## EXERCISE OBJECTIVE
Scan each line of the records for the word "title" and extract the ones that have it.

***

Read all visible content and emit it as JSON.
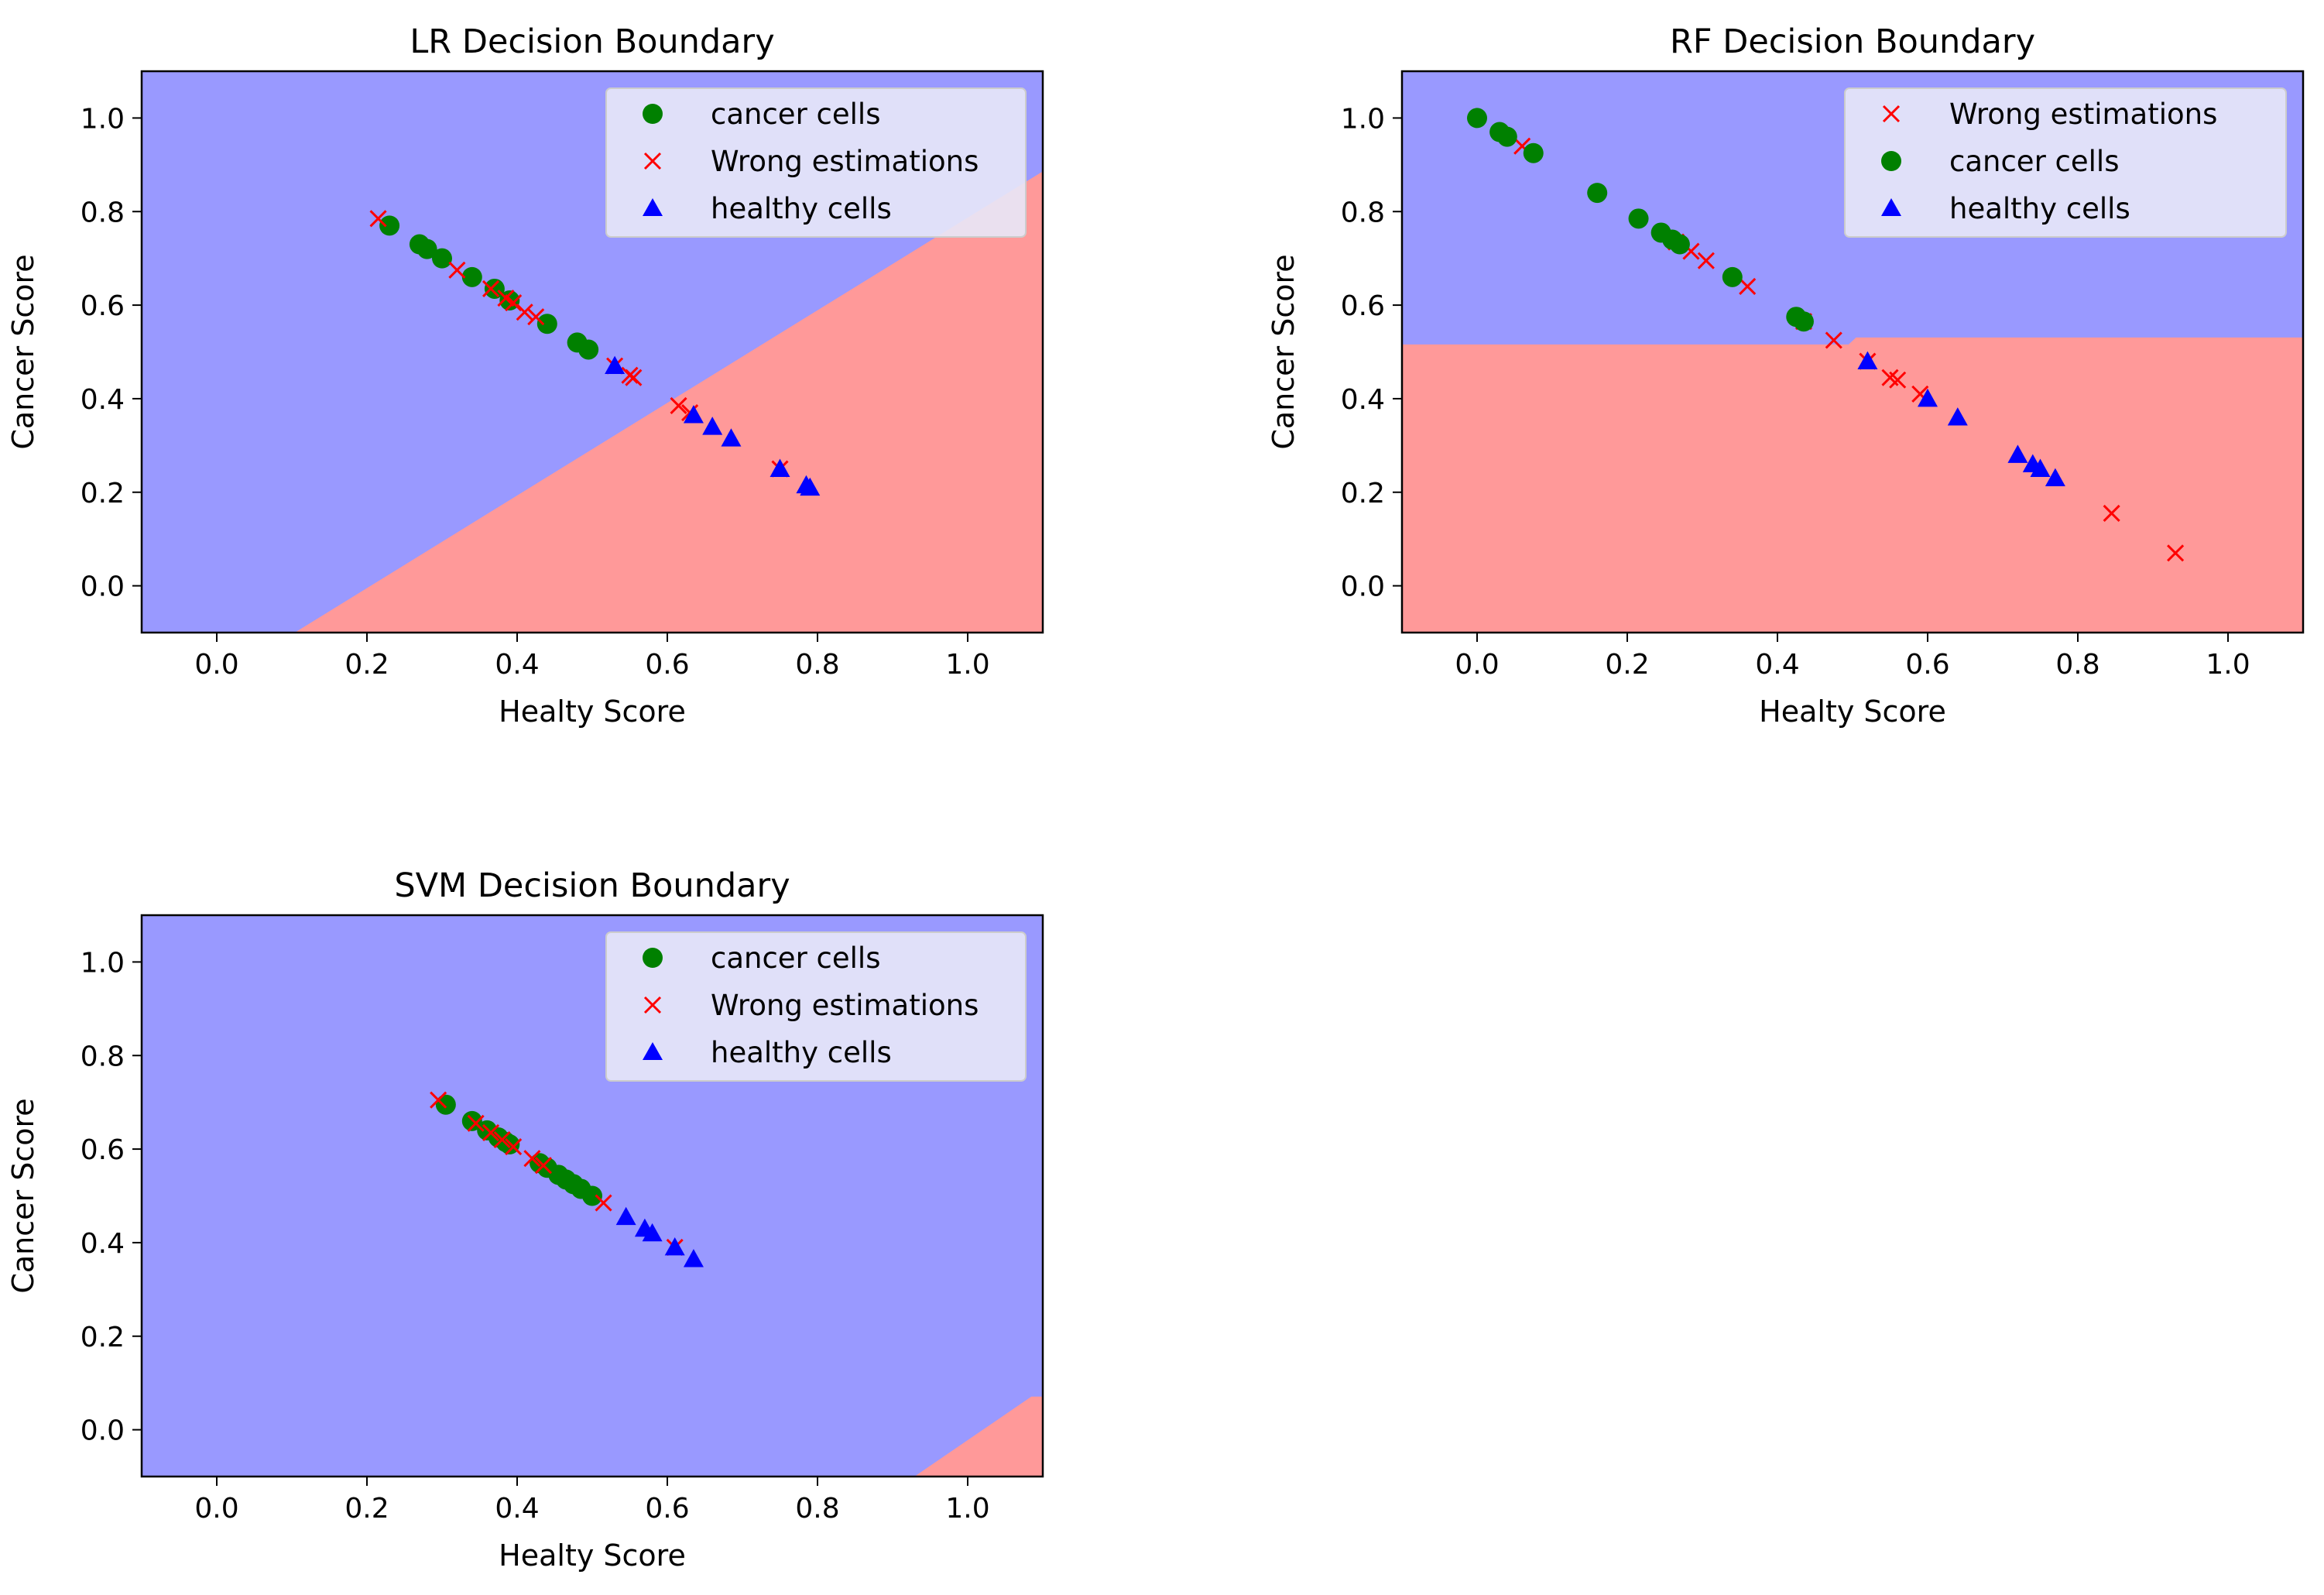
{
  "colors": {
    "blue_region": "#9999ff",
    "red_region": "#ff9999",
    "cancer_marker": "#008000",
    "wrong_marker": "#ff0000",
    "healthy_marker": "#0000ff",
    "legend_bg": "#e8e8f8"
  },
  "chart_data": [
    {
      "type": "scatter",
      "title": "LR Decision Boundary",
      "xlabel": "Healty Score",
      "ylabel": "Cancer Score",
      "xlim": [
        -0.1,
        1.1
      ],
      "ylim": [
        -0.1,
        1.1
      ],
      "xticks": [
        "0.0",
        "0.2",
        "0.4",
        "0.6",
        "0.8",
        "1.0"
      ],
      "yticks": [
        "0.0",
        "0.2",
        "0.4",
        "0.6",
        "0.8",
        "1.0"
      ],
      "legend_position": "top-right",
      "legend": [
        "cancer cells",
        "Wrong estimations",
        "healthy cells"
      ],
      "regions": [
        {
          "color": "blue",
          "polygon": [
            [
              -0.1,
              -0.1
            ],
            [
              0.105,
              -0.1
            ],
            [
              1.1,
              0.885
            ],
            [
              1.1,
              1.1
            ],
            [
              -0.1,
              1.1
            ]
          ]
        },
        {
          "color": "red",
          "polygon": [
            [
              0.105,
              -0.1
            ],
            [
              1.1,
              -0.1
            ],
            [
              1.1,
              0.885
            ]
          ]
        }
      ],
      "series": [
        {
          "name": "cancer cells",
          "marker": "circle",
          "points": [
            [
              0.23,
              0.77
            ],
            [
              0.27,
              0.73
            ],
            [
              0.28,
              0.72
            ],
            [
              0.3,
              0.7
            ],
            [
              0.34,
              0.66
            ],
            [
              0.37,
              0.635
            ],
            [
              0.39,
              0.61
            ],
            [
              0.44,
              0.56
            ],
            [
              0.48,
              0.52
            ],
            [
              0.495,
              0.505
            ]
          ]
        },
        {
          "name": "Wrong estimations",
          "marker": "x",
          "points": [
            [
              0.215,
              0.785
            ],
            [
              0.32,
              0.675
            ],
            [
              0.365,
              0.635
            ],
            [
              0.385,
              0.615
            ],
            [
              0.395,
              0.605
            ],
            [
              0.41,
              0.585
            ],
            [
              0.425,
              0.575
            ],
            [
              0.53,
              0.47
            ],
            [
              0.55,
              0.45
            ],
            [
              0.555,
              0.445
            ],
            [
              0.615,
              0.385
            ],
            [
              0.63,
              0.37
            ],
            [
              0.75,
              0.25
            ]
          ]
        },
        {
          "name": "healthy cells",
          "marker": "triangle",
          "points": [
            [
              0.53,
              0.47
            ],
            [
              0.635,
              0.365
            ],
            [
              0.66,
              0.34
            ],
            [
              0.685,
              0.315
            ],
            [
              0.75,
              0.25
            ],
            [
              0.785,
              0.215
            ],
            [
              0.79,
              0.21
            ]
          ]
        }
      ]
    },
    {
      "type": "scatter",
      "title": "RF Decision Boundary",
      "xlabel": "Healty Score",
      "ylabel": "Cancer Score",
      "xlim": [
        -0.1,
        1.1
      ],
      "ylim": [
        -0.1,
        1.1
      ],
      "xticks": [
        "0.0",
        "0.2",
        "0.4",
        "0.6",
        "0.8",
        "1.0"
      ],
      "yticks": [
        "0.0",
        "0.2",
        "0.4",
        "0.6",
        "0.8",
        "1.0"
      ],
      "legend_position": "top-right",
      "legend": [
        "Wrong estimations",
        "cancer cells",
        "healthy cells"
      ],
      "regions": [
        {
          "color": "blue",
          "polygon": [
            [
              -0.1,
              0.515
            ],
            [
              0.495,
              0.515
            ],
            [
              0.505,
              0.53
            ],
            [
              1.1,
              0.53
            ],
            [
              1.1,
              1.1
            ],
            [
              -0.1,
              1.1
            ]
          ]
        },
        {
          "color": "red",
          "polygon": [
            [
              -0.1,
              -0.1
            ],
            [
              1.1,
              -0.1
            ],
            [
              1.1,
              0.53
            ],
            [
              0.505,
              0.53
            ],
            [
              0.495,
              0.515
            ],
            [
              -0.1,
              0.515
            ]
          ]
        }
      ],
      "series": [
        {
          "name": "Wrong estimations",
          "marker": "x",
          "points": [
            [
              0.06,
              0.94
            ],
            [
              0.265,
              0.735
            ],
            [
              0.285,
              0.715
            ],
            [
              0.305,
              0.695
            ],
            [
              0.36,
              0.64
            ],
            [
              0.435,
              0.565
            ],
            [
              0.475,
              0.525
            ],
            [
              0.52,
              0.48
            ],
            [
              0.55,
              0.445
            ],
            [
              0.56,
              0.44
            ],
            [
              0.59,
              0.41
            ],
            [
              0.845,
              0.155
            ],
            [
              0.93,
              0.07
            ]
          ]
        },
        {
          "name": "cancer cells",
          "marker": "circle",
          "points": [
            [
              0.0,
              1.0
            ],
            [
              0.03,
              0.97
            ],
            [
              0.04,
              0.96
            ],
            [
              0.075,
              0.925
            ],
            [
              0.16,
              0.84
            ],
            [
              0.215,
              0.785
            ],
            [
              0.245,
              0.755
            ],
            [
              0.26,
              0.74
            ],
            [
              0.27,
              0.73
            ],
            [
              0.34,
              0.66
            ],
            [
              0.425,
              0.575
            ],
            [
              0.435,
              0.565
            ]
          ]
        },
        {
          "name": "healthy cells",
          "marker": "triangle",
          "points": [
            [
              0.52,
              0.48
            ],
            [
              0.6,
              0.4
            ],
            [
              0.64,
              0.36
            ],
            [
              0.72,
              0.28
            ],
            [
              0.74,
              0.26
            ],
            [
              0.75,
              0.25
            ],
            [
              0.77,
              0.23
            ]
          ]
        }
      ]
    },
    {
      "type": "scatter",
      "title": "SVM Decision Boundary",
      "xlabel": "Healty Score",
      "ylabel": "Cancer Score",
      "xlim": [
        -0.1,
        1.1
      ],
      "ylim": [
        -0.1,
        1.1
      ],
      "xticks": [
        "0.0",
        "0.2",
        "0.4",
        "0.6",
        "0.8",
        "1.0"
      ],
      "yticks": [
        "0.0",
        "0.2",
        "0.4",
        "0.6",
        "0.8",
        "1.0"
      ],
      "legend_position": "top-right",
      "legend": [
        "cancer cells",
        "Wrong estimations",
        "healthy cells"
      ],
      "regions": [
        {
          "color": "blue",
          "polygon": [
            [
              -0.1,
              -0.1
            ],
            [
              0.93,
              -0.1
            ],
            [
              1.085,
              0.07
            ],
            [
              1.1,
              0.07
            ],
            [
              1.1,
              1.1
            ],
            [
              -0.1,
              1.1
            ]
          ]
        },
        {
          "color": "red",
          "polygon": [
            [
              0.93,
              -0.1
            ],
            [
              1.1,
              -0.1
            ],
            [
              1.1,
              0.07
            ],
            [
              1.085,
              0.07
            ]
          ]
        }
      ],
      "series": [
        {
          "name": "cancer cells",
          "marker": "circle",
          "points": [
            [
              0.305,
              0.695
            ],
            [
              0.34,
              0.66
            ],
            [
              0.36,
              0.64
            ],
            [
              0.375,
              0.625
            ],
            [
              0.385,
              0.615
            ],
            [
              0.39,
              0.61
            ],
            [
              0.43,
              0.57
            ],
            [
              0.44,
              0.56
            ],
            [
              0.455,
              0.545
            ],
            [
              0.465,
              0.535
            ],
            [
              0.475,
              0.525
            ],
            [
              0.485,
              0.515
            ],
            [
              0.5,
              0.5
            ]
          ]
        },
        {
          "name": "Wrong estimations",
          "marker": "x",
          "points": [
            [
              0.295,
              0.705
            ],
            [
              0.345,
              0.655
            ],
            [
              0.365,
              0.635
            ],
            [
              0.38,
              0.62
            ],
            [
              0.395,
              0.605
            ],
            [
              0.42,
              0.58
            ],
            [
              0.435,
              0.565
            ],
            [
              0.515,
              0.485
            ],
            [
              0.61,
              0.39
            ]
          ]
        },
        {
          "name": "healthy cells",
          "marker": "triangle",
          "points": [
            [
              0.545,
              0.455
            ],
            [
              0.57,
              0.43
            ],
            [
              0.58,
              0.42
            ],
            [
              0.61,
              0.39
            ],
            [
              0.635,
              0.365
            ]
          ]
        }
      ]
    }
  ]
}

***

## REPLY
      "title": "LR Decision Boundary",
      "title": "RF Decision Boundary",
      "title": "SVM Decision Boundary",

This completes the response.